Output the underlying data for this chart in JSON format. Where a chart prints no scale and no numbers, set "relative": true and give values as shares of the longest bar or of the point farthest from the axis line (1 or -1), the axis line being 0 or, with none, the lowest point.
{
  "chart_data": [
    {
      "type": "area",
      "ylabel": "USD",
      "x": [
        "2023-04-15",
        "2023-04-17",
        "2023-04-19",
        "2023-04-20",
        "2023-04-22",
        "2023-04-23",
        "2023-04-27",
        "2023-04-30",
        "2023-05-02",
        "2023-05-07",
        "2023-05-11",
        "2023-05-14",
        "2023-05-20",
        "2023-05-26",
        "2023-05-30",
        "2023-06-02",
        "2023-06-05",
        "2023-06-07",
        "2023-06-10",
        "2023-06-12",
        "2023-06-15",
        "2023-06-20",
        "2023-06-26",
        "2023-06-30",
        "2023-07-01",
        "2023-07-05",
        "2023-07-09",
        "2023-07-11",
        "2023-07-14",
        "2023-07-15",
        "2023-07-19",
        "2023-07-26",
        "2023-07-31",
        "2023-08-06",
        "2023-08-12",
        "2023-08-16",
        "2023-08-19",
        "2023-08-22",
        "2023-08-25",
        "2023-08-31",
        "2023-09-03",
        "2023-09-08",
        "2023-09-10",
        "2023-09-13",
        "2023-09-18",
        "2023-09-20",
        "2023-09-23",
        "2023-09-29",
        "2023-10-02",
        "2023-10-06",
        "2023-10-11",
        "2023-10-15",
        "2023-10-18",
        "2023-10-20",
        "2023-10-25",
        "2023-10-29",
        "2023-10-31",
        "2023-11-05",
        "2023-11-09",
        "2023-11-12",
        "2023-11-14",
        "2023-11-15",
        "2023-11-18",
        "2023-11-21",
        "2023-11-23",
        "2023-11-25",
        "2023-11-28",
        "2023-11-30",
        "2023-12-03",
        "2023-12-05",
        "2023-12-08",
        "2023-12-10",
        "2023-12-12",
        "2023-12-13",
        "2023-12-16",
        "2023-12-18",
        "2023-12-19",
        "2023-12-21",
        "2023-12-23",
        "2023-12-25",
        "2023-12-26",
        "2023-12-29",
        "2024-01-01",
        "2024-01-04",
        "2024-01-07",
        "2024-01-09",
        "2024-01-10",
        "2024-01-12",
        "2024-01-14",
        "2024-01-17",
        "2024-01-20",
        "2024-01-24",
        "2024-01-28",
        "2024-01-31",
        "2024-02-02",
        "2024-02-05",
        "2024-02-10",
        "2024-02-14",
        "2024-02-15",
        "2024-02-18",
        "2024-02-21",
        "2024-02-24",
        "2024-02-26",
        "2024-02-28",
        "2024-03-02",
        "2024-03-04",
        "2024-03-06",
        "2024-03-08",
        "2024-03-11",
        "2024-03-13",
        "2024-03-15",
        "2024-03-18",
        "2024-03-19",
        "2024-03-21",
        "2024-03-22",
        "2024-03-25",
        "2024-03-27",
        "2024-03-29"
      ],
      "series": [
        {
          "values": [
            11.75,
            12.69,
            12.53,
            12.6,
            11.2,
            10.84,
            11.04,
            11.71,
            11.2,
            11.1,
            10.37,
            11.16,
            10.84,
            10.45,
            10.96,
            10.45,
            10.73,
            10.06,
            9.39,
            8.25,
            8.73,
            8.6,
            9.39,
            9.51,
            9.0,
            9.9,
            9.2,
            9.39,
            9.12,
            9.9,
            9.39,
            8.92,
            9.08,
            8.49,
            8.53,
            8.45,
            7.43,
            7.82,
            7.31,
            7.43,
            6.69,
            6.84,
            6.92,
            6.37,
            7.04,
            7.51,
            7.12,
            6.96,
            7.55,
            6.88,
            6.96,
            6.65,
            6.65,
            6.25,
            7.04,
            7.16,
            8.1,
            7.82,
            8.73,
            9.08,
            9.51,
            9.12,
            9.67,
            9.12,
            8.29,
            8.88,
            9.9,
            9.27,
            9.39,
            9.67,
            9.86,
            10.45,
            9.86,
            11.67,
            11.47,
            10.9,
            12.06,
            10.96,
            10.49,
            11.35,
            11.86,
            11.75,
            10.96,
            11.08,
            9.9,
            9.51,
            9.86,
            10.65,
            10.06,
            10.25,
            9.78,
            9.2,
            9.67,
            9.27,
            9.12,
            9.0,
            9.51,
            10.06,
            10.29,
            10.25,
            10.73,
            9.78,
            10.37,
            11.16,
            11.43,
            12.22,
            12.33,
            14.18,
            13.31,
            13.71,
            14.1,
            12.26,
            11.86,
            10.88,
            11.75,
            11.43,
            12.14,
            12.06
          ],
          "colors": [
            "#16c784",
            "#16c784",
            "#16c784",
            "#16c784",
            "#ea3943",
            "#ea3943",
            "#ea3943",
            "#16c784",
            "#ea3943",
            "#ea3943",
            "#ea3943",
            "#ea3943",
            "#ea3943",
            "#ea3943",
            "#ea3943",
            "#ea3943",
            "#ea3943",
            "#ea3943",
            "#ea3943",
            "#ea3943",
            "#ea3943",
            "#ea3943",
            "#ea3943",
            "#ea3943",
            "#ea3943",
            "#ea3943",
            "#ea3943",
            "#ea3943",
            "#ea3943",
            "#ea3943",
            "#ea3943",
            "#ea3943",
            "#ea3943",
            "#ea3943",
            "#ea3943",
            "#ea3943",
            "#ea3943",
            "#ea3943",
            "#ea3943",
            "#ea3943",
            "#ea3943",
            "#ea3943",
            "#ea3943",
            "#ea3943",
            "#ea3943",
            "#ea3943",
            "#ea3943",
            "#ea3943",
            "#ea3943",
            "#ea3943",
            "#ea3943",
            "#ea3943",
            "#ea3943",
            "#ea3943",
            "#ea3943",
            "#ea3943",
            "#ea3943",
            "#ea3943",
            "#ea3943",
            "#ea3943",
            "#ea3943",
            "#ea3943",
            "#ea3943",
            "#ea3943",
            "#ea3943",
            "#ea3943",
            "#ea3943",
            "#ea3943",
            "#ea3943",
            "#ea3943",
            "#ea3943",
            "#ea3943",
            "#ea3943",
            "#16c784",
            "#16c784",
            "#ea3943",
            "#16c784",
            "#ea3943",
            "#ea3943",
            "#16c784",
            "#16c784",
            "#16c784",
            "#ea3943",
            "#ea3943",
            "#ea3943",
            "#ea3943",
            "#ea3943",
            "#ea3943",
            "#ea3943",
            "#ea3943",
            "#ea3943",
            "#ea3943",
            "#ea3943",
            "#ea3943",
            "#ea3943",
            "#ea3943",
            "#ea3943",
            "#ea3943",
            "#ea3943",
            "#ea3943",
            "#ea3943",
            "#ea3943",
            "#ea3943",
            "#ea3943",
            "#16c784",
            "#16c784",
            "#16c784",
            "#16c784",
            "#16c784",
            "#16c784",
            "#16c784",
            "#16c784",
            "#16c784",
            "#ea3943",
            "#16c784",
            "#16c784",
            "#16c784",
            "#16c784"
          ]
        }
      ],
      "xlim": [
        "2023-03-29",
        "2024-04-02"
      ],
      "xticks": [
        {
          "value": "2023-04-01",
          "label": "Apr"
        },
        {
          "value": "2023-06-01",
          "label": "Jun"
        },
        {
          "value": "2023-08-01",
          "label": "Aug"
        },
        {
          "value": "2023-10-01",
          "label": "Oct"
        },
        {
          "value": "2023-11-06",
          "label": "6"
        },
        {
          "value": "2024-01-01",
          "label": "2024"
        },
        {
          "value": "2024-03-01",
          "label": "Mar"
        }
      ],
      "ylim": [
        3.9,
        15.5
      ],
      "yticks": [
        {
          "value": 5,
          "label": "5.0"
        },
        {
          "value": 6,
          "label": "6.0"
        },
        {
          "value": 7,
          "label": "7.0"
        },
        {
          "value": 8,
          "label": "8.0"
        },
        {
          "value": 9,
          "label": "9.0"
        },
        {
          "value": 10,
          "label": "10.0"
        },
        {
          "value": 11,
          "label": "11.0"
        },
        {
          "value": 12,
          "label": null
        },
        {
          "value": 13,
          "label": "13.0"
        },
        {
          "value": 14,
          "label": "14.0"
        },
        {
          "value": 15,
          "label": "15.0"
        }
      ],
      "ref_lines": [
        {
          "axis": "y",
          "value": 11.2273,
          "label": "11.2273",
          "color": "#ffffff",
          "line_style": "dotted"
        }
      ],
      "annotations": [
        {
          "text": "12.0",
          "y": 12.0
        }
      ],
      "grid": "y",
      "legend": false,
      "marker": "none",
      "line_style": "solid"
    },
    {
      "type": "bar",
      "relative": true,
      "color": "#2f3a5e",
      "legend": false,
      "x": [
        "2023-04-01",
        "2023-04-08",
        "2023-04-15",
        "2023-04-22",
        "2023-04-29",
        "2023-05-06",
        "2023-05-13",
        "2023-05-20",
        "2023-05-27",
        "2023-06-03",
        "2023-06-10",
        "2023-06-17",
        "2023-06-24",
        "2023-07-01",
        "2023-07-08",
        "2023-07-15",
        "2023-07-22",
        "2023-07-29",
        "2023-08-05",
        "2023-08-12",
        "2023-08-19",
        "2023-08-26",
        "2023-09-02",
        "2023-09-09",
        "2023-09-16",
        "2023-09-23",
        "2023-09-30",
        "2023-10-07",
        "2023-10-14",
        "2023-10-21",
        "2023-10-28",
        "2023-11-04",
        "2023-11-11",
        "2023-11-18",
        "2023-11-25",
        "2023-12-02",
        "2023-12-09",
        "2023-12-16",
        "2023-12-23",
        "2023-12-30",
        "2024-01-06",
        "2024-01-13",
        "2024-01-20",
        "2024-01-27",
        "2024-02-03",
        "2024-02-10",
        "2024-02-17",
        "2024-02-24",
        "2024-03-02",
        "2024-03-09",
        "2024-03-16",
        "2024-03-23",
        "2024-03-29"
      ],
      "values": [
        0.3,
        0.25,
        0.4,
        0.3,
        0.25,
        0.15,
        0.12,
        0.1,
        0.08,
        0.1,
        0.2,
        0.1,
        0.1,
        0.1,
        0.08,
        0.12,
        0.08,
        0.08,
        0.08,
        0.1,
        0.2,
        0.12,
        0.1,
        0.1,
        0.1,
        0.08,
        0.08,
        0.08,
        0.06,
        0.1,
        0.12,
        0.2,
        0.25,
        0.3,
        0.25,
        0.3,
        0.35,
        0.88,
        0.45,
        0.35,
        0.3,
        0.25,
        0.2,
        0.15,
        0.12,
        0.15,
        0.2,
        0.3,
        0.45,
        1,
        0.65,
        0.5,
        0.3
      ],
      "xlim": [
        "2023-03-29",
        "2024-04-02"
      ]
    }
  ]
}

**Requirements**.
Show every line from the entries above in which the word "relative" appears.

**Answer to this task**.
Output the underlying data for this chart in JSON format. Where a chart prints no scale and no numbers, set "relative": true and give values as shares of the longest bar or of the point farthest from the axis line (1 or -1), the axis line being 0 or, with none, the lowest point.
      "relative": true,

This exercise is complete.